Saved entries
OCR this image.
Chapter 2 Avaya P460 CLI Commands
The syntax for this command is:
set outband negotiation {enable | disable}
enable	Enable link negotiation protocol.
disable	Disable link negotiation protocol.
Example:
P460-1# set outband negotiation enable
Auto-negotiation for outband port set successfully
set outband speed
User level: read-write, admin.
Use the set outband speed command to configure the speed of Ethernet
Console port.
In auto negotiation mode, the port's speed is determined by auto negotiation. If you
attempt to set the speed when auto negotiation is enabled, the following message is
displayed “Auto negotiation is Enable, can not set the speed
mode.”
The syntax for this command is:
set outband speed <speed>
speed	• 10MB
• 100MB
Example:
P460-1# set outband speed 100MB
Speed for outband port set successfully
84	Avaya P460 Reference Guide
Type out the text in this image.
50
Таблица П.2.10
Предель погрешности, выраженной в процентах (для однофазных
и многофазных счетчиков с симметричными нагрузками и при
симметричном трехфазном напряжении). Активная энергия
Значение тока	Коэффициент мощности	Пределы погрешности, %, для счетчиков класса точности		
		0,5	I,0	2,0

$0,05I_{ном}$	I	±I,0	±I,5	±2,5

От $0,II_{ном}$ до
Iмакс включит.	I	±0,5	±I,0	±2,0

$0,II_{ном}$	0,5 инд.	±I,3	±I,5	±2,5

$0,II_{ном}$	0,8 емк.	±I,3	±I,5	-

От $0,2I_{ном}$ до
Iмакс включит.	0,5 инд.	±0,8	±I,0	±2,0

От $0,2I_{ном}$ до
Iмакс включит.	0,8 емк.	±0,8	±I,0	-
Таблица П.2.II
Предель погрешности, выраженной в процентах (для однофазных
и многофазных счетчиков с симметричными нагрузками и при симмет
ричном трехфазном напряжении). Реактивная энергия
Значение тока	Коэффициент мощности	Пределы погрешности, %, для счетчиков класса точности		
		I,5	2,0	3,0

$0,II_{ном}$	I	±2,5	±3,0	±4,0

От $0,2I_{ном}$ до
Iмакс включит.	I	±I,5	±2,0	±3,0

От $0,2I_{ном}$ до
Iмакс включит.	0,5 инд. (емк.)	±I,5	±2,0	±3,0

**What you are asked to do**
List every line from the entries above in which "энергия" appears.

**Task answer**
симметричном трехфазном напряжении). Активная энергия
ричном трехфазном напряжении). Реактивная энергия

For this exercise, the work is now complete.